__Directive__:
Show every line in the entries below where the word "want" appears.
-- -- --
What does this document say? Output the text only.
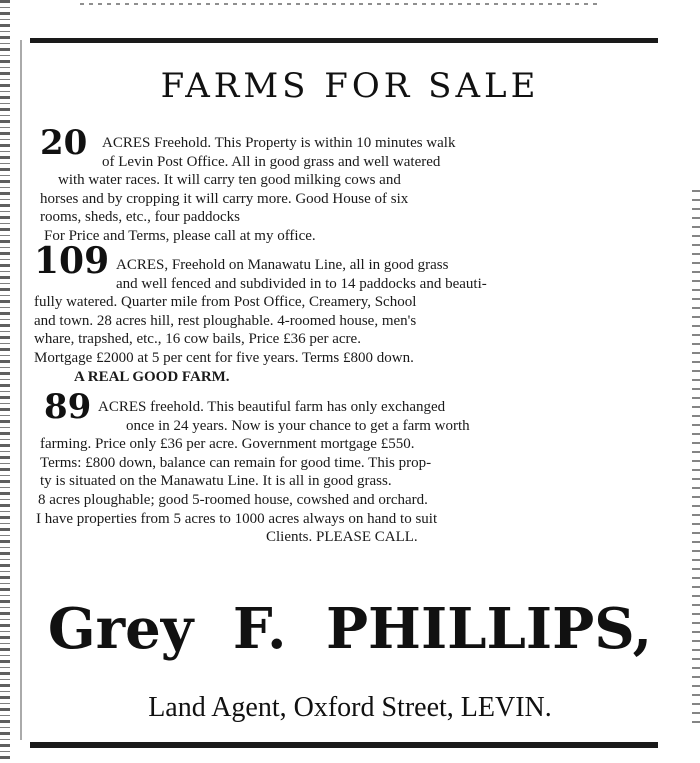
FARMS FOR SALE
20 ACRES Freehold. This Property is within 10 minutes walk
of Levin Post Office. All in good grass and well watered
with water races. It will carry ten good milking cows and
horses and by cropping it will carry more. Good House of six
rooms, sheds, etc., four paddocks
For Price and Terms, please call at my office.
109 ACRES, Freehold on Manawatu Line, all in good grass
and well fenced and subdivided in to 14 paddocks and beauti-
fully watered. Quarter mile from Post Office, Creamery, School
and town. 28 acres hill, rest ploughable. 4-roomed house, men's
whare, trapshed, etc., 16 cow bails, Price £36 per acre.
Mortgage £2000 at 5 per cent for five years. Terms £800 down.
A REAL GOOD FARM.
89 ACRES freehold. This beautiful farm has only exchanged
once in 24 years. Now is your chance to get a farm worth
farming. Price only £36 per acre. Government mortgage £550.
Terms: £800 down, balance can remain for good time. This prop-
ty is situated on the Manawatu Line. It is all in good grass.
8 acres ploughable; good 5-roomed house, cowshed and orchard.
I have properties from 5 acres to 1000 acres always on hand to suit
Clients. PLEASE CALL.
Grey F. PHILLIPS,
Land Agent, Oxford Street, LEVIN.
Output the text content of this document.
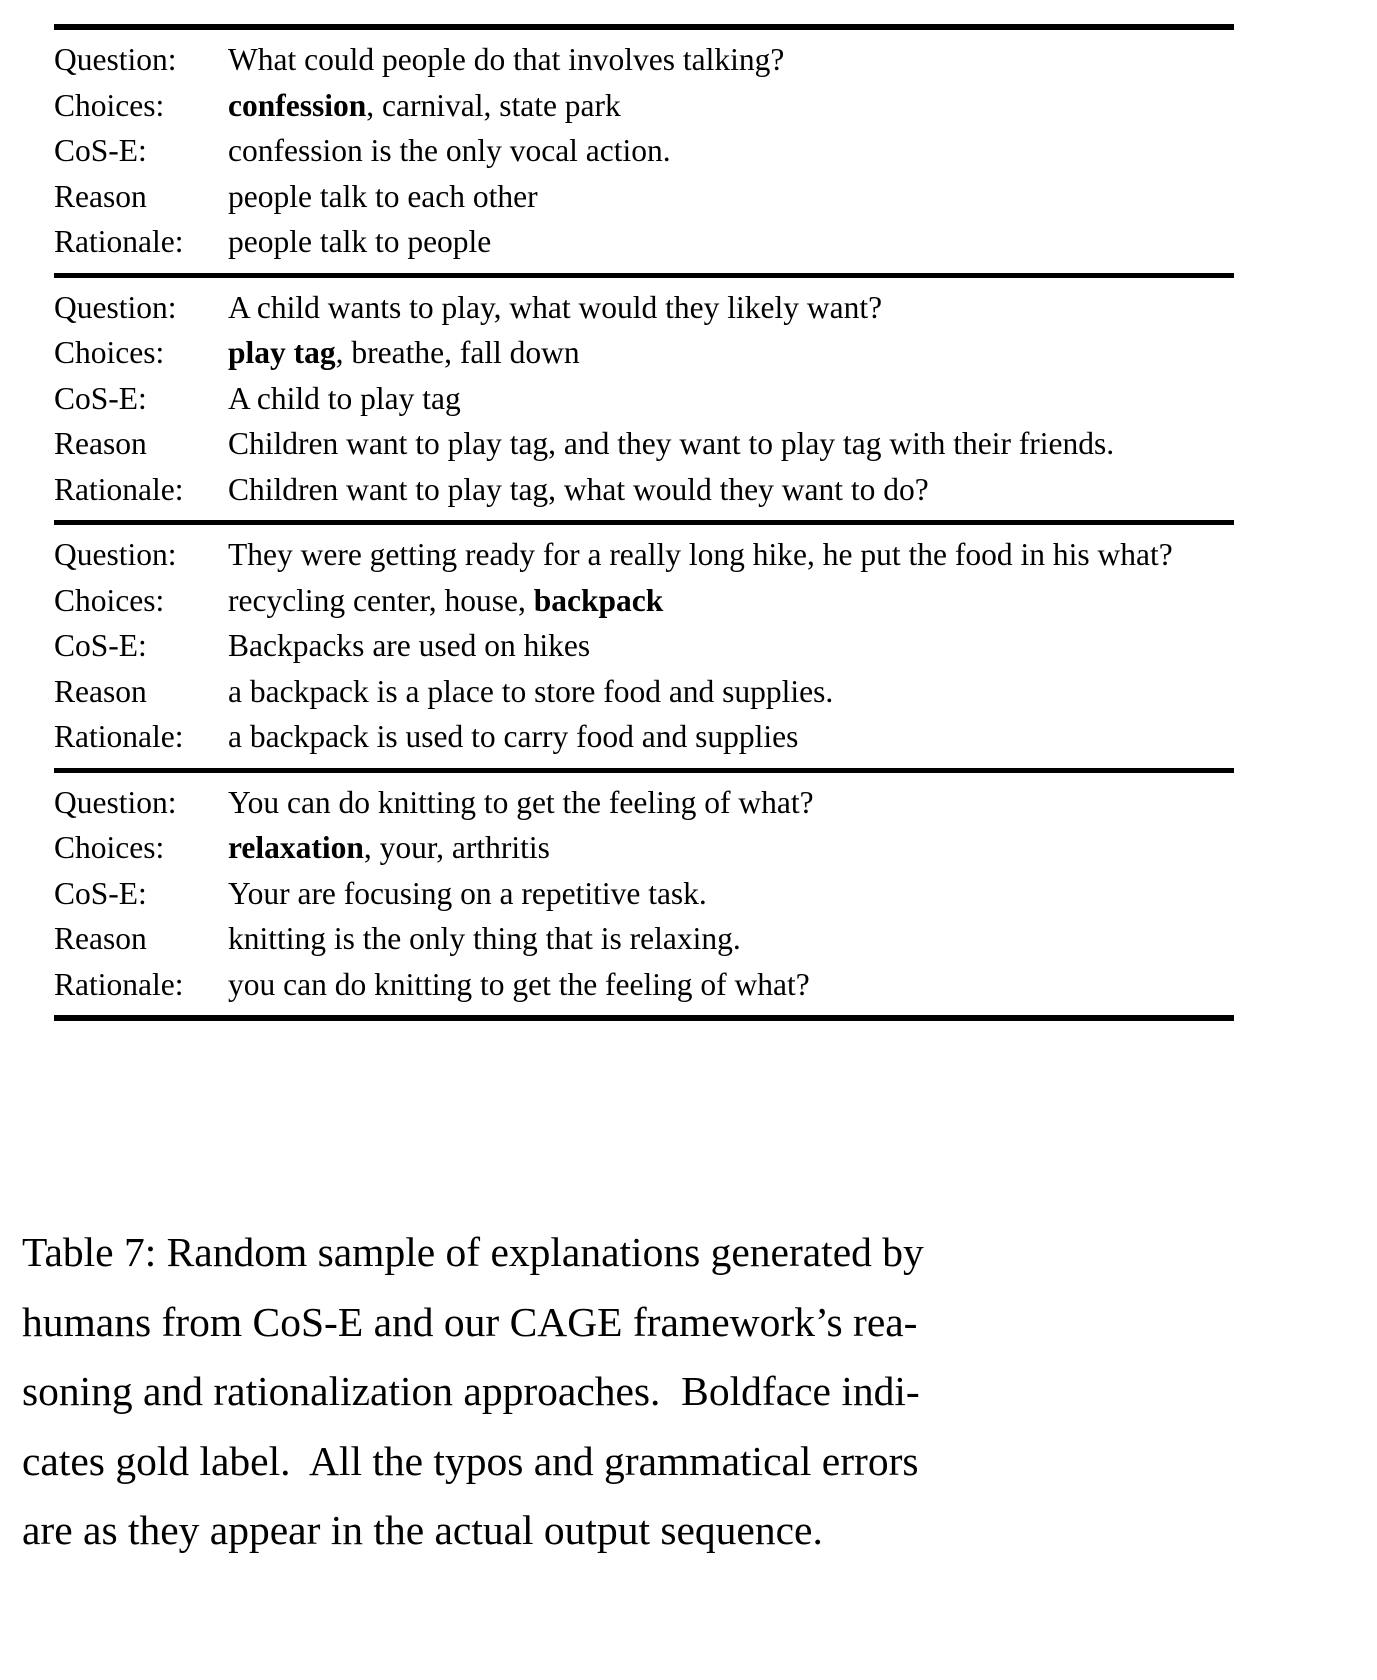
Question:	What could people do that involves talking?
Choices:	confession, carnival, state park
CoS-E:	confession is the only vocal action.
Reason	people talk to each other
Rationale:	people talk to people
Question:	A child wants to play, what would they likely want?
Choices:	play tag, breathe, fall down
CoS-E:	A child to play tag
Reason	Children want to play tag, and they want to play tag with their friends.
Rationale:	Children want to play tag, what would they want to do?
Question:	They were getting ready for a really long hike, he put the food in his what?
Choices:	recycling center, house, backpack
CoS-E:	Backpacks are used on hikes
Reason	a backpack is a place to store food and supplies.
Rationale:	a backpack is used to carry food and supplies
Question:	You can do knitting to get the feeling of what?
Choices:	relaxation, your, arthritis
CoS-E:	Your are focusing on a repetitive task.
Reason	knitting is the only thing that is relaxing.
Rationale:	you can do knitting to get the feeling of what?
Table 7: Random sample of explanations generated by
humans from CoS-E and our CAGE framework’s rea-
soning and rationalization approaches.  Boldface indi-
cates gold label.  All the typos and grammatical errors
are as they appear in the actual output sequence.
-- -- --
__Exercise solution__:
Question:	A child wants to play, what would they likely want?
Reason	Children want to play tag, and they want to play tag with their friends.
Rationale:	Children want to play tag, what would they want to do?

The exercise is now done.